** Directions **
Look through the material below. Copy every line with the string "PokerStars" in it.

==== Data provided ====

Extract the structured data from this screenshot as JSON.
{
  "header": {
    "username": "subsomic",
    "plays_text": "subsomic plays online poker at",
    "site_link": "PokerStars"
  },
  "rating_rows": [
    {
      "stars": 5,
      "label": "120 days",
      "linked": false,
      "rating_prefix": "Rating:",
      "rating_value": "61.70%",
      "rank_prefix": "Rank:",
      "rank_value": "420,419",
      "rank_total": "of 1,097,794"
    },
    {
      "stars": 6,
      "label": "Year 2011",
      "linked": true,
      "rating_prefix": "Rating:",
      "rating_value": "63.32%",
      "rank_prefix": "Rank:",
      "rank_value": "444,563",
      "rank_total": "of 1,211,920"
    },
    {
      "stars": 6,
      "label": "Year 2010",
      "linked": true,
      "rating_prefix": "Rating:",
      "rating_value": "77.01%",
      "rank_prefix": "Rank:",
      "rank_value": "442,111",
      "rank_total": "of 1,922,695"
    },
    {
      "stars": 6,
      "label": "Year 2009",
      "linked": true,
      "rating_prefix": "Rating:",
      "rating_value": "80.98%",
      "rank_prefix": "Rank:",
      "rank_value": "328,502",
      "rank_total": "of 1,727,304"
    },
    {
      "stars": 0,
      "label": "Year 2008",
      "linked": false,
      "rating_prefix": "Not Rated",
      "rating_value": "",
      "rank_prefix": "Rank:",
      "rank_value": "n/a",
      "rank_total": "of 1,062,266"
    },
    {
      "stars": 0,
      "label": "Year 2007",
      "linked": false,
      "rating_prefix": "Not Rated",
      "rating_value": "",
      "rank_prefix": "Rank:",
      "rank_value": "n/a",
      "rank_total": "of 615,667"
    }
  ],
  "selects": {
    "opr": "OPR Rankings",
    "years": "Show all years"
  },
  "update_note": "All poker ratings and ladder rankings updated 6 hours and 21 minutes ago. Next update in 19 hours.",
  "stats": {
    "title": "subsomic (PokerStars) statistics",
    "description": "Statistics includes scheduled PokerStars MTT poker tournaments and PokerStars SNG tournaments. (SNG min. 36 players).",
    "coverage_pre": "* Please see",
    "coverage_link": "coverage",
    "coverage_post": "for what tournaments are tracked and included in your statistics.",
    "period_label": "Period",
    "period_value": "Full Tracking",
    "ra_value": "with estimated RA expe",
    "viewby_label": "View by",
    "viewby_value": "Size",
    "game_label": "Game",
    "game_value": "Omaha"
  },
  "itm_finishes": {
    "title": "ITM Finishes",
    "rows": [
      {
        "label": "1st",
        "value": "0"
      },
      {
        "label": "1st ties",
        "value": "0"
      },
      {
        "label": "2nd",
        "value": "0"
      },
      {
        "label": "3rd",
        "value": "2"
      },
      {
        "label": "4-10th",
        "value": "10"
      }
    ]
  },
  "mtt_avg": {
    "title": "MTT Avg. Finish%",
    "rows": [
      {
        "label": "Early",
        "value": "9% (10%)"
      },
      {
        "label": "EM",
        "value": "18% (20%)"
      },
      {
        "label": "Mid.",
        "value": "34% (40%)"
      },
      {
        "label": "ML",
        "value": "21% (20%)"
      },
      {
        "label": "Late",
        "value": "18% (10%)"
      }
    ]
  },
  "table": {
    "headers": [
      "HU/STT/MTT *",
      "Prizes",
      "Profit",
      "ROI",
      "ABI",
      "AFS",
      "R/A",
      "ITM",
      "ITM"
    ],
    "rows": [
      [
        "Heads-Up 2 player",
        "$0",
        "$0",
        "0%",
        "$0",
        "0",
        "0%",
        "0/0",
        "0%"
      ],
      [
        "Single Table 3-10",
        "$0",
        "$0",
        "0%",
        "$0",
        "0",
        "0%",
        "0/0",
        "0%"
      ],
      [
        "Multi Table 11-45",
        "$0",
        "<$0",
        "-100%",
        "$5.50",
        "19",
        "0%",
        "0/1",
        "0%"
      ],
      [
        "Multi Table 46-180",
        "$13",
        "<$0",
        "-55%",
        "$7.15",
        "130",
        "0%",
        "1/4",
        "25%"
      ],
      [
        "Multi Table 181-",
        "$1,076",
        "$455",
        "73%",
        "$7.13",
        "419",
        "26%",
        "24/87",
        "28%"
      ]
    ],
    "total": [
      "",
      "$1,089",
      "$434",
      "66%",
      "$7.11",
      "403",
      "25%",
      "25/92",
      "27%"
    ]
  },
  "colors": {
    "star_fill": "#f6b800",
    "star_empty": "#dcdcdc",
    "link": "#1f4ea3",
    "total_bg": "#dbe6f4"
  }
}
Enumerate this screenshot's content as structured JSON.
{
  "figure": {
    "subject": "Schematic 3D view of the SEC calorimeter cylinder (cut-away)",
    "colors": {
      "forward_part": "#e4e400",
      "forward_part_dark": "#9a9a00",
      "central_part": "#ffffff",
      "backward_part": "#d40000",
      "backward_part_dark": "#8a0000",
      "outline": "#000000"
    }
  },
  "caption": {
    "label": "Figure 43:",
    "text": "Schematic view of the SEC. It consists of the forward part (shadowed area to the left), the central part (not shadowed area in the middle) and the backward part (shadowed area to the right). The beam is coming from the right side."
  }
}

====

** Response to the task **
    "site_link": "PokerStars"
    "title": "subsomic (PokerStars) statistics",
    "description": "Statistics includes scheduled PokerStars MTT poker tournaments and PokerStars SNG tournaments. (SNG min. 36 players).",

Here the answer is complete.